* _Task goal_
Sort through the entries below and pull out lines containing the word "Eminoglu".

Stored records
-=-=-=-=-

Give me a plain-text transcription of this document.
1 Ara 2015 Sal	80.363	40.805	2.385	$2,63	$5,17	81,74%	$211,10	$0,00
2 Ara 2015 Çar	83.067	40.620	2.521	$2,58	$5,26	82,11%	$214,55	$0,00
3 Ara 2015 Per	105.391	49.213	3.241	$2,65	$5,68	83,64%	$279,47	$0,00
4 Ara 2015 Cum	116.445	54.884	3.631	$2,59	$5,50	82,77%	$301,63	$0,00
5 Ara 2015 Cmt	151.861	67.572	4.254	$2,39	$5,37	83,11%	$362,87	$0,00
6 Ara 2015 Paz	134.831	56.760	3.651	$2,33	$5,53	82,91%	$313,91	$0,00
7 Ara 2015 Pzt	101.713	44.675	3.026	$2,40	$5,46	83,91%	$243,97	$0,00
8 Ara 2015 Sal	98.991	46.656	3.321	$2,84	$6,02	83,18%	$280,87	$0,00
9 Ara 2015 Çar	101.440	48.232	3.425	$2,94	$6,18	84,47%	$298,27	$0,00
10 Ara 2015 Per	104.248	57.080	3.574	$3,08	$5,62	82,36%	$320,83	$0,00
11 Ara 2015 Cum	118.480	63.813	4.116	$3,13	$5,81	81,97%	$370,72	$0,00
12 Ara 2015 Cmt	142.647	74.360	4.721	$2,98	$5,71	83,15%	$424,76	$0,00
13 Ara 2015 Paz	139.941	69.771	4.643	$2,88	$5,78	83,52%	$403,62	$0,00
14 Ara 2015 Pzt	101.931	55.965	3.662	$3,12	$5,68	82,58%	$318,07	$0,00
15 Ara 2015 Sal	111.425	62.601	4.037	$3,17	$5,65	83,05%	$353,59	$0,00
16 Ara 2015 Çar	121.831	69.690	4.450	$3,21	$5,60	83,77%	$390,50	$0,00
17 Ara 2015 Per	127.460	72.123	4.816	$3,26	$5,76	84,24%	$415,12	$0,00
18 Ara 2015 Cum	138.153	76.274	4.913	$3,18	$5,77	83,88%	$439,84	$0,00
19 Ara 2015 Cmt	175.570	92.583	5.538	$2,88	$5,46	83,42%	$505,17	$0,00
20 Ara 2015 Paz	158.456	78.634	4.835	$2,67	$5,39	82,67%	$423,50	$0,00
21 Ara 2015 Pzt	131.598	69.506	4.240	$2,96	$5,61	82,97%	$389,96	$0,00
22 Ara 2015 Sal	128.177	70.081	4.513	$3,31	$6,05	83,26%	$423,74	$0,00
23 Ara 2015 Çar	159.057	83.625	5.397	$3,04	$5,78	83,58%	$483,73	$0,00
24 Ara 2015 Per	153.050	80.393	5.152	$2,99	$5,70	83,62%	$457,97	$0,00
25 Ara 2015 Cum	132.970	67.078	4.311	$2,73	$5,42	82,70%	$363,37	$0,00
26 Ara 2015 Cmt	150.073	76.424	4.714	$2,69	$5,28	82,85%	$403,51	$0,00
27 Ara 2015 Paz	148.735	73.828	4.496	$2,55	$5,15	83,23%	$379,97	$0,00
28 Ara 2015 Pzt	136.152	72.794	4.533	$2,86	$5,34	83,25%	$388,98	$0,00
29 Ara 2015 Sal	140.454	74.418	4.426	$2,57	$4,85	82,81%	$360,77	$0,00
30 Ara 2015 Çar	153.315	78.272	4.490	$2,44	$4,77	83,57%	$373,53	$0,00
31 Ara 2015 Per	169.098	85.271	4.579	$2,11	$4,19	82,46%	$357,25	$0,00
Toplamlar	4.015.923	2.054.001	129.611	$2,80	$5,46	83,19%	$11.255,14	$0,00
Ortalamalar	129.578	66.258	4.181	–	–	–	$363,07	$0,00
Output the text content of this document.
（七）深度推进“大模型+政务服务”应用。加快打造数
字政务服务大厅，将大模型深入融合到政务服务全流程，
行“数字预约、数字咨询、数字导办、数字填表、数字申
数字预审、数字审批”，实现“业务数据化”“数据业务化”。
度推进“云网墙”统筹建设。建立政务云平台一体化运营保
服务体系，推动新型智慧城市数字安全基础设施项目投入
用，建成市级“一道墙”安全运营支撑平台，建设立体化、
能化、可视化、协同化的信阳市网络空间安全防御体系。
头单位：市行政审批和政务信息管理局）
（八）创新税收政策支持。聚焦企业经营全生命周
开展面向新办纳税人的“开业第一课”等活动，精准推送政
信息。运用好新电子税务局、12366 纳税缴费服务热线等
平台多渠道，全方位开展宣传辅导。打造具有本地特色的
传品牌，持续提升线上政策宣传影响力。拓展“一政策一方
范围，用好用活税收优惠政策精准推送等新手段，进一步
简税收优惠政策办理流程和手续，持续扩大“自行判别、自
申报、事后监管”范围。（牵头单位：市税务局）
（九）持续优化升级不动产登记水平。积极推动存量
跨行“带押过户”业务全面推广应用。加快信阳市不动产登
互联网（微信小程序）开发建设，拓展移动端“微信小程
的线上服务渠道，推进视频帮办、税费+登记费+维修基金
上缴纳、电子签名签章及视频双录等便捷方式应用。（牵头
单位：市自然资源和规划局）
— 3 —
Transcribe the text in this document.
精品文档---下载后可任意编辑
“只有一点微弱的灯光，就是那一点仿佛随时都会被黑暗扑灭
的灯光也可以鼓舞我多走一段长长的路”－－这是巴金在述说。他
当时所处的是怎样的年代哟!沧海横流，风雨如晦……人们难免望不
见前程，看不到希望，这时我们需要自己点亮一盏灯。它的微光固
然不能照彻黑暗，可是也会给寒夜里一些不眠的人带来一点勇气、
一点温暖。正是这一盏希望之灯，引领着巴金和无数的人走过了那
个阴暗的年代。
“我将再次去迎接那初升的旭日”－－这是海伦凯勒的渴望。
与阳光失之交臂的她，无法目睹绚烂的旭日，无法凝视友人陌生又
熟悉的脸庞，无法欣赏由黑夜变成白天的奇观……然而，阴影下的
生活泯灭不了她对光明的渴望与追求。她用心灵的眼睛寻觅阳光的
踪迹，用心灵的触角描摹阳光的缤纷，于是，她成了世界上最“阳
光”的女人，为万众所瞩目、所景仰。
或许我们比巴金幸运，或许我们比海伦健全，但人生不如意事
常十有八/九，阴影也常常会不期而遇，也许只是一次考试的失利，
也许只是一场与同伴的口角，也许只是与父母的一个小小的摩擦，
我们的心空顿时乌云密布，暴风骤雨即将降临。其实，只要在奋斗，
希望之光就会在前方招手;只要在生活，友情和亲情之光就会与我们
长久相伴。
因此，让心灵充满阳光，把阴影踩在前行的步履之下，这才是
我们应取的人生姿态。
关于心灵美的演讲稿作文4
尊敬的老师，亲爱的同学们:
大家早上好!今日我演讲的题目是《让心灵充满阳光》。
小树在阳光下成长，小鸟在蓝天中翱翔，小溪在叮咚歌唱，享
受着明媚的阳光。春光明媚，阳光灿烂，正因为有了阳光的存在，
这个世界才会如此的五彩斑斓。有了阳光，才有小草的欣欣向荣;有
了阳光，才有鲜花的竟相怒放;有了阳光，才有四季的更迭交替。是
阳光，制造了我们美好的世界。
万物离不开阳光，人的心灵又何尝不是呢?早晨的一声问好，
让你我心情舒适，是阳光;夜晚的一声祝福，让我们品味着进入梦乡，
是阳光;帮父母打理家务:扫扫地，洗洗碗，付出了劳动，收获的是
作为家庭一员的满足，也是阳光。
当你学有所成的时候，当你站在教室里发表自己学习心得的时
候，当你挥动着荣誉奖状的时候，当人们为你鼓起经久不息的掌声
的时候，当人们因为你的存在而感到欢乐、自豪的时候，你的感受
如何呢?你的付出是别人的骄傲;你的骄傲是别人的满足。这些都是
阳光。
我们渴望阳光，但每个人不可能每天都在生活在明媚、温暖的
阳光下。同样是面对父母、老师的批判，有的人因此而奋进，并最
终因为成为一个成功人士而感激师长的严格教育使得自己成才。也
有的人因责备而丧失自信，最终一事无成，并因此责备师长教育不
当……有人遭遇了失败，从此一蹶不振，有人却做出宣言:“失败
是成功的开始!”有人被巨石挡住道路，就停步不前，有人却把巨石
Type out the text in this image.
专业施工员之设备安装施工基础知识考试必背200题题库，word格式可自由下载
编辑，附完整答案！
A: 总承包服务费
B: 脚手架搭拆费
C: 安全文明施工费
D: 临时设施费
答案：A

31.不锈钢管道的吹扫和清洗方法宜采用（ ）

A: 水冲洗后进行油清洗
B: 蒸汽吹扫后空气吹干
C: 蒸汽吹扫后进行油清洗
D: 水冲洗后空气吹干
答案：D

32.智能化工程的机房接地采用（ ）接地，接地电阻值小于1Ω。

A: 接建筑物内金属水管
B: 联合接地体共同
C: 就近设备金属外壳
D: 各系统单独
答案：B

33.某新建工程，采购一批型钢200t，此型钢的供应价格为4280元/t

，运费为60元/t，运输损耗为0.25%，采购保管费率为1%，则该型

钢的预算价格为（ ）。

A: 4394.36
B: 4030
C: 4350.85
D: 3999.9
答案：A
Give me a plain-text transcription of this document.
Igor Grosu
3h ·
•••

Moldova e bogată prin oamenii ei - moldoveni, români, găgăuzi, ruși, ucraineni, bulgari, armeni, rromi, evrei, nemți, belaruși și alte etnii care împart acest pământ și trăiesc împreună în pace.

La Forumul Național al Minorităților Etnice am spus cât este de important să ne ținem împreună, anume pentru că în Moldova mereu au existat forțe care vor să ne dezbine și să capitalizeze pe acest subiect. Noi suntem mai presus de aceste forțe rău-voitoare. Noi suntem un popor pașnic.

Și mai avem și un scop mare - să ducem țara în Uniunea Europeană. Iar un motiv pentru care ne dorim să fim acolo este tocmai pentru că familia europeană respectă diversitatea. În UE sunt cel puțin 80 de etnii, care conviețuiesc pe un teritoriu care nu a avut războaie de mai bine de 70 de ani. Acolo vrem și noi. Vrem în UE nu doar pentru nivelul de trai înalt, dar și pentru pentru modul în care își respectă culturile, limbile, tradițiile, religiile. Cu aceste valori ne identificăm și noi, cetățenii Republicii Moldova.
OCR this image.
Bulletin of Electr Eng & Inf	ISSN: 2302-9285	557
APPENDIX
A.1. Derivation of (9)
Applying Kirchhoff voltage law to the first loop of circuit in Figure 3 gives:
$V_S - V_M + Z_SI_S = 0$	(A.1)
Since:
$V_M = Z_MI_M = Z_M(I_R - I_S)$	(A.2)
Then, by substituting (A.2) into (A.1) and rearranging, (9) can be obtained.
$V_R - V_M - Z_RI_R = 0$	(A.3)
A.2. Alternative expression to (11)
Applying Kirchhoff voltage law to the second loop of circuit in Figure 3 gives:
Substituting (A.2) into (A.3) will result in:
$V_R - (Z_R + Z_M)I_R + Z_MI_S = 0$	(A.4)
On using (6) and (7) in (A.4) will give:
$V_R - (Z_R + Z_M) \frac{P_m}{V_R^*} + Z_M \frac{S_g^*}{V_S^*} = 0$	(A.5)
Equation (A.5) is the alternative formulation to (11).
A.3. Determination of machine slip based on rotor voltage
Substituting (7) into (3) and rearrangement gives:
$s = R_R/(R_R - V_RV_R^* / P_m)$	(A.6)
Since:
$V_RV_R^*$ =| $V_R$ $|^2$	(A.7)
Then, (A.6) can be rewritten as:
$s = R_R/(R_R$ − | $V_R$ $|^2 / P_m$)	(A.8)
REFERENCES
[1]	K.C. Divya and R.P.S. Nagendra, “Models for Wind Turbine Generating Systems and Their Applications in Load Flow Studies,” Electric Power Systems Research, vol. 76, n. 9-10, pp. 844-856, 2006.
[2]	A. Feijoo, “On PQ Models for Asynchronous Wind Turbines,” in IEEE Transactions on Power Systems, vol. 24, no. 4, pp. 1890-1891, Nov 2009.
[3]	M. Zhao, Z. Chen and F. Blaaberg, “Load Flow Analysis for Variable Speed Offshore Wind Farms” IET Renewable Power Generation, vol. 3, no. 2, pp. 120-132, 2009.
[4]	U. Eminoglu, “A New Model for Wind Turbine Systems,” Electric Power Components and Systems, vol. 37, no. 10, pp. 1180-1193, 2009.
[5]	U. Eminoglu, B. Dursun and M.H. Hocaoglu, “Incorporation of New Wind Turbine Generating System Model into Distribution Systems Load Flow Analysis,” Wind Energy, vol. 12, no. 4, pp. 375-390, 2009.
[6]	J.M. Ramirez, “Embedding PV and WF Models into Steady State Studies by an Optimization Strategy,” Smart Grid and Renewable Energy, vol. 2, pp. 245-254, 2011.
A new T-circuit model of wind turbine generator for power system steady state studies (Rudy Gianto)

-=-=-=-=-

* _Response_
[4]	U. Eminoglu, “A New Model for Wind Turbine Systems,” Electric Power Components and Systems, vol. 37, no. 10, pp. 1180-1193, 2009.
[5]	U. Eminoglu, B. Dursun and M.H. Hocaoglu, “Incorporation of New Wind Turbine Generating System Model into Distribution Systems Load Flow Analysis,” Wind Energy, vol. 12, no. 4, pp. 375-390, 2009.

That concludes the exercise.